> Task directions
Each line that includes "SRMTID" counts once; give the total and nothing besides.

> Records for the exercise

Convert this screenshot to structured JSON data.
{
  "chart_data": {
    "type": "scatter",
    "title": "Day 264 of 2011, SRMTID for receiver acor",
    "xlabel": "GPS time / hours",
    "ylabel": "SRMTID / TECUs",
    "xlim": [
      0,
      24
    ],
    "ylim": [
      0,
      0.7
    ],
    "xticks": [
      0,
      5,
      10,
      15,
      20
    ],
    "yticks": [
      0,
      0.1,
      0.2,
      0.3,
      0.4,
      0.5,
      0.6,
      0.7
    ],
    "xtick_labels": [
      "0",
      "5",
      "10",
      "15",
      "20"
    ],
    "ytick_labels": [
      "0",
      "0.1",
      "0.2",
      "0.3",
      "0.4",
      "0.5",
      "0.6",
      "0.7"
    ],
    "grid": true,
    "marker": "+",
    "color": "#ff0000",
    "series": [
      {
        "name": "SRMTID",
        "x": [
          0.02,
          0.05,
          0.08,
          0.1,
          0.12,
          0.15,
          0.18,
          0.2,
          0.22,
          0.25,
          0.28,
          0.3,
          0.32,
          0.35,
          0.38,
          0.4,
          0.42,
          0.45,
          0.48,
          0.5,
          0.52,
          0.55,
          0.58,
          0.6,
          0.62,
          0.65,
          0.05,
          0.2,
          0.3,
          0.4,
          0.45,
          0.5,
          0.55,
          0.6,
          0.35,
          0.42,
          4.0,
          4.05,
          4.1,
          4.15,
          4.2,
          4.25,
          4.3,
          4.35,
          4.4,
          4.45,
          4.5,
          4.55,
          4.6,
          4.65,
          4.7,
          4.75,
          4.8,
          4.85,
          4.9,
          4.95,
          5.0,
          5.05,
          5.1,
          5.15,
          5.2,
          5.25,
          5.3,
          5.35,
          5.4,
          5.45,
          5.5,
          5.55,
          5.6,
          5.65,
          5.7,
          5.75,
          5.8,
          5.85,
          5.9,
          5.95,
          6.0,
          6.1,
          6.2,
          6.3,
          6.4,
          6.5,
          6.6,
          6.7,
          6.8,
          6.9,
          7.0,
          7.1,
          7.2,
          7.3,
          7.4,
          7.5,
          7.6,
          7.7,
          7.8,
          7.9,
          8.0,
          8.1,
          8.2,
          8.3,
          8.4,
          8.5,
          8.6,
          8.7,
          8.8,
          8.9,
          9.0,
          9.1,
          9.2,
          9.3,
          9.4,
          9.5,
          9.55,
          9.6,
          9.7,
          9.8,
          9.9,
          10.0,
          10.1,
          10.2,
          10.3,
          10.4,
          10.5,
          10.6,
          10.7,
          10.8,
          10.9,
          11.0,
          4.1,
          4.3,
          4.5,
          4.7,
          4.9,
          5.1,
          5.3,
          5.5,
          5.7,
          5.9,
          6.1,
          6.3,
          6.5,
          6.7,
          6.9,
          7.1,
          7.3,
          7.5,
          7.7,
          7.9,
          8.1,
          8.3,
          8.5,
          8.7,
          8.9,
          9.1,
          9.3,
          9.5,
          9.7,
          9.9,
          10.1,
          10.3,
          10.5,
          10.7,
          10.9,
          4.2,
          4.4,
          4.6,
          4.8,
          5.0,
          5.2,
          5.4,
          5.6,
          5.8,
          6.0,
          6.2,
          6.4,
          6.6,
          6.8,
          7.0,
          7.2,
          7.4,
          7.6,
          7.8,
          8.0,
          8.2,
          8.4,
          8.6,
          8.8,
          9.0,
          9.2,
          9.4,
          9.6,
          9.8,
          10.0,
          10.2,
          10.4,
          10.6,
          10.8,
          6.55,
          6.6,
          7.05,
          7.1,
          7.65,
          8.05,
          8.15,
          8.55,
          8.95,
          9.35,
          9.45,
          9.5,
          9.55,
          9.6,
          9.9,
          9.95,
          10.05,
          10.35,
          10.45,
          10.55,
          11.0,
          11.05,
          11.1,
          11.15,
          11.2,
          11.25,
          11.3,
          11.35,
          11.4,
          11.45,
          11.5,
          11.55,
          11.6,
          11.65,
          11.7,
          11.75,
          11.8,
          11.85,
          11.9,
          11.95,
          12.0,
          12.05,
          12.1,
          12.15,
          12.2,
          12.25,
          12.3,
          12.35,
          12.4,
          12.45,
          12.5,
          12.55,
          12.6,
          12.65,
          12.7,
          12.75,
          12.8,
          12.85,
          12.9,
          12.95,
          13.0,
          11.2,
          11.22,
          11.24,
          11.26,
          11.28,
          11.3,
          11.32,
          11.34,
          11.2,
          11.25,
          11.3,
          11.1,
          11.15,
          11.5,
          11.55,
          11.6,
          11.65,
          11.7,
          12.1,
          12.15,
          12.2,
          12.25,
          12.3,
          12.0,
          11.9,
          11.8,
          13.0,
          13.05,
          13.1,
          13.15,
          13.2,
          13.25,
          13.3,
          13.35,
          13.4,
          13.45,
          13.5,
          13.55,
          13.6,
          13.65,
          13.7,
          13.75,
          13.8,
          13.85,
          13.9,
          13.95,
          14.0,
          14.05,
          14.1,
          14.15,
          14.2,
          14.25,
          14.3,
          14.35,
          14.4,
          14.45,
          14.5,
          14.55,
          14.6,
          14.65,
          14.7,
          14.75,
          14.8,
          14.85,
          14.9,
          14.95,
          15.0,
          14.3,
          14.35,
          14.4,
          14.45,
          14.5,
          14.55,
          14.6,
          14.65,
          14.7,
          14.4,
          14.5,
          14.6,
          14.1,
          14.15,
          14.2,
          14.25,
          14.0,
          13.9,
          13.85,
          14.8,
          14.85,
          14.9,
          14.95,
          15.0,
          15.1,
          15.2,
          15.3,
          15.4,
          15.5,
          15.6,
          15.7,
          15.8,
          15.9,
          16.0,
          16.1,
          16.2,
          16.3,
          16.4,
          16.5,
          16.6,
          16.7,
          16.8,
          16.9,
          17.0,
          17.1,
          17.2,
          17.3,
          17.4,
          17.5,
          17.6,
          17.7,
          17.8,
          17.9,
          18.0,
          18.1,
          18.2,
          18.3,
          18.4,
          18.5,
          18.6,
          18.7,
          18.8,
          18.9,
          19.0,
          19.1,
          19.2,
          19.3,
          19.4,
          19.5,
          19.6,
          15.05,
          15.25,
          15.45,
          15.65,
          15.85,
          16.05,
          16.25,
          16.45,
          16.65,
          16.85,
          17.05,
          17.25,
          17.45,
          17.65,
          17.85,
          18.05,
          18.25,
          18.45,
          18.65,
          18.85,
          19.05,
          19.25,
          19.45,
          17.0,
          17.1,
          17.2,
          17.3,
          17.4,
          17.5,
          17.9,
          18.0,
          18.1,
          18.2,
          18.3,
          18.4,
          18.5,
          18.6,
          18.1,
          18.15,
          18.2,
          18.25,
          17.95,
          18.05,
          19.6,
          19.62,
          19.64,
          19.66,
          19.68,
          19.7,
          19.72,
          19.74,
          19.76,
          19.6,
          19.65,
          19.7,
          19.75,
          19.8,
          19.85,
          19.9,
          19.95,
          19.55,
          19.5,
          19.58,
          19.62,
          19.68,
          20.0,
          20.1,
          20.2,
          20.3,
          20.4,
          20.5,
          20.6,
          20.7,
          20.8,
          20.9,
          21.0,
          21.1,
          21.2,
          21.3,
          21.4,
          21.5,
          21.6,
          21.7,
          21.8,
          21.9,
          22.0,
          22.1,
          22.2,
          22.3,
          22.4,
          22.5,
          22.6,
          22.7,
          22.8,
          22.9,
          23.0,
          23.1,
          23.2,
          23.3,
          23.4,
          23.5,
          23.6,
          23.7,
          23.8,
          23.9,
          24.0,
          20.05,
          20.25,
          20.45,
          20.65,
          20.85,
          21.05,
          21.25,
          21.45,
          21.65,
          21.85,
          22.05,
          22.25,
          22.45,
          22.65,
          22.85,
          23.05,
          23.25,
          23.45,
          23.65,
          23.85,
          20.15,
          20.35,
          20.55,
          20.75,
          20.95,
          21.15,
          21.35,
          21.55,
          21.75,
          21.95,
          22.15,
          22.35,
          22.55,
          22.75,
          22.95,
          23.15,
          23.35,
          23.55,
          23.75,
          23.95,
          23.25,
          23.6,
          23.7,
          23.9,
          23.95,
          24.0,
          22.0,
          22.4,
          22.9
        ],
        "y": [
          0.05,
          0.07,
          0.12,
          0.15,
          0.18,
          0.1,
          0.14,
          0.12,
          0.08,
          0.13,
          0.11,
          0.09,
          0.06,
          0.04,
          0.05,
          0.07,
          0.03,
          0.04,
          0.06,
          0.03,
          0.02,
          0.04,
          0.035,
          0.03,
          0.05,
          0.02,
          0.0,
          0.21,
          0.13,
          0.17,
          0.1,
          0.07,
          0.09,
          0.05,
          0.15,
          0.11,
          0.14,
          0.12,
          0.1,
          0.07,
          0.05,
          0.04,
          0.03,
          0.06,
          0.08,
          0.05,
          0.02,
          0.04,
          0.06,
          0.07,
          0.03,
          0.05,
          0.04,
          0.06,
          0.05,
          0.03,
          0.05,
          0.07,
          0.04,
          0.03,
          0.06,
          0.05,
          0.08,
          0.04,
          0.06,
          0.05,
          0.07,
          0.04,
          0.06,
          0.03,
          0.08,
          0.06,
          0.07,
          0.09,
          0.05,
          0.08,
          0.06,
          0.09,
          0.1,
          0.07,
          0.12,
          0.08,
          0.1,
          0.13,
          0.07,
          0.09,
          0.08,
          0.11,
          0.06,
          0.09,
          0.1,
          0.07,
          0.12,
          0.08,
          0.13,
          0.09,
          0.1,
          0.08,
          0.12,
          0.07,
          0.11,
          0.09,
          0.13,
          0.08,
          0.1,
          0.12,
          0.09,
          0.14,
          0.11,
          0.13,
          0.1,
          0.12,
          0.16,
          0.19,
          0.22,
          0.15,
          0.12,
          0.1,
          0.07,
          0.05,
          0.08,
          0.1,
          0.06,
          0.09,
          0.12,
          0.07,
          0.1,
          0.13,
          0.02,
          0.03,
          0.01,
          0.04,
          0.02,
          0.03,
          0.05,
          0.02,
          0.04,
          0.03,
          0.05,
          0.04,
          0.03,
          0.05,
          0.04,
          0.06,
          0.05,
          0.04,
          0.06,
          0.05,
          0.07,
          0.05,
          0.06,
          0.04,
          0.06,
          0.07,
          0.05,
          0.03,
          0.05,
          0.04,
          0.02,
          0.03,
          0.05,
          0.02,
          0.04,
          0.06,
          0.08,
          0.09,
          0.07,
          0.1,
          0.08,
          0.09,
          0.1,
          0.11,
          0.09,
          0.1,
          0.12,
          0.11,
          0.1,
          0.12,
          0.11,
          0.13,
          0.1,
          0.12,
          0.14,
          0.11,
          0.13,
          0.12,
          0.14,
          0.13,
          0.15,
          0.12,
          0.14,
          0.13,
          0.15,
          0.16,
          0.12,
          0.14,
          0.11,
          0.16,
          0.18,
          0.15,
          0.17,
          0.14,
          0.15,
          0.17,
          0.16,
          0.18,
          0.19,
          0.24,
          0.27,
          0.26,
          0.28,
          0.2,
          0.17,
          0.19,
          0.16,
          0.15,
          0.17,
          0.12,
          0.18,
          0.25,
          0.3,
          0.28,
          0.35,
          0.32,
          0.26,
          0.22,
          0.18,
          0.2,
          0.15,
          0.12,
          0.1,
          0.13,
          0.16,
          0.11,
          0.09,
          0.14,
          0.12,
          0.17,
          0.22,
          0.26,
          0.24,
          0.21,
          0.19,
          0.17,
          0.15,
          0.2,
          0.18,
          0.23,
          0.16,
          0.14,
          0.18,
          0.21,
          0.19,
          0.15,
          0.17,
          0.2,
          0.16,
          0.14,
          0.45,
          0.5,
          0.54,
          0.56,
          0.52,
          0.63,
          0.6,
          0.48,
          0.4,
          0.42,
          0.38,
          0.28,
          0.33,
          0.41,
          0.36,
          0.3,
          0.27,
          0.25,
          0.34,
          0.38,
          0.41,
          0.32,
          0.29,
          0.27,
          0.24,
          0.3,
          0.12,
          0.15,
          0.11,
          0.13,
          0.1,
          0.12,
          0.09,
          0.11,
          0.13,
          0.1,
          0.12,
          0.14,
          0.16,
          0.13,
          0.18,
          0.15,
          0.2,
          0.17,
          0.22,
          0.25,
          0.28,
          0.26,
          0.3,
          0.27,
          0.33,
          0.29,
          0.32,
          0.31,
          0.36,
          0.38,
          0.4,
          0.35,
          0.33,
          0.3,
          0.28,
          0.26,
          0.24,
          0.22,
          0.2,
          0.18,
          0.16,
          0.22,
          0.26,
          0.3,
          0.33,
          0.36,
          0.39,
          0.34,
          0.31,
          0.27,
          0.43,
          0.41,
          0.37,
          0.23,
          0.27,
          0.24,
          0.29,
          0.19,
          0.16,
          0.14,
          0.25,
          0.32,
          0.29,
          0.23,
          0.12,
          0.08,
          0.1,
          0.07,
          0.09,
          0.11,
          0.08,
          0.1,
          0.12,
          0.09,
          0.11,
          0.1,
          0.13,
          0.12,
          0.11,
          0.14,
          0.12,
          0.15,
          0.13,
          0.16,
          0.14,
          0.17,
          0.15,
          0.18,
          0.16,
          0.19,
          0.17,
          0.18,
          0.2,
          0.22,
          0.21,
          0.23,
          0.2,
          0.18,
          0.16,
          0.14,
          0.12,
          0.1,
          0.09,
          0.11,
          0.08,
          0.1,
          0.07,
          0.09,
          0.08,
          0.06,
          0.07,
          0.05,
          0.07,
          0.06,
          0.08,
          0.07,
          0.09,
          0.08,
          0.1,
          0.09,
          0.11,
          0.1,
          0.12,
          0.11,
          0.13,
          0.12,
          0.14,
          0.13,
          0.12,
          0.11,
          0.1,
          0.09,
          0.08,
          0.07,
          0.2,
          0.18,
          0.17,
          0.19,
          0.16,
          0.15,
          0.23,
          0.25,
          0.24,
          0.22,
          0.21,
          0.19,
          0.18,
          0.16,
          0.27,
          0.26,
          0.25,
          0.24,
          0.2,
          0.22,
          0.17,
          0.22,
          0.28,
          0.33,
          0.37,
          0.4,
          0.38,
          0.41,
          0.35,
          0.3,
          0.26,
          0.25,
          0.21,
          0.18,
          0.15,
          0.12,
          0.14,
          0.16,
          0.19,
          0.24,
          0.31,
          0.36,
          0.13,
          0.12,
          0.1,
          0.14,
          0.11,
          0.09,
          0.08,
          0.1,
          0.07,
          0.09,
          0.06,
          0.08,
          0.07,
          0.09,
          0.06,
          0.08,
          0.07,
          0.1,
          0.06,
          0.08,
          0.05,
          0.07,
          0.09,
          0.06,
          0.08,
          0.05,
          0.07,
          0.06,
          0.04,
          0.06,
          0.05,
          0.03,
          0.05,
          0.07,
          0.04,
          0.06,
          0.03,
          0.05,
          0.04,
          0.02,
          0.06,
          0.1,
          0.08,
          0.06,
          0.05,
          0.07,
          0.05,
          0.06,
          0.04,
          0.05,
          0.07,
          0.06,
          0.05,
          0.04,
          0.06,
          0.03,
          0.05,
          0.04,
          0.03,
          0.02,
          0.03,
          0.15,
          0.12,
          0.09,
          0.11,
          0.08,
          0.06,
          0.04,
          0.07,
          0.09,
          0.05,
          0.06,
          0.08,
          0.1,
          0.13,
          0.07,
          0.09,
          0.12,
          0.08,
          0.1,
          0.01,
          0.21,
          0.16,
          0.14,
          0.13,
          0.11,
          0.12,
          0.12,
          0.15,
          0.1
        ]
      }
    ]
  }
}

> Solution below
3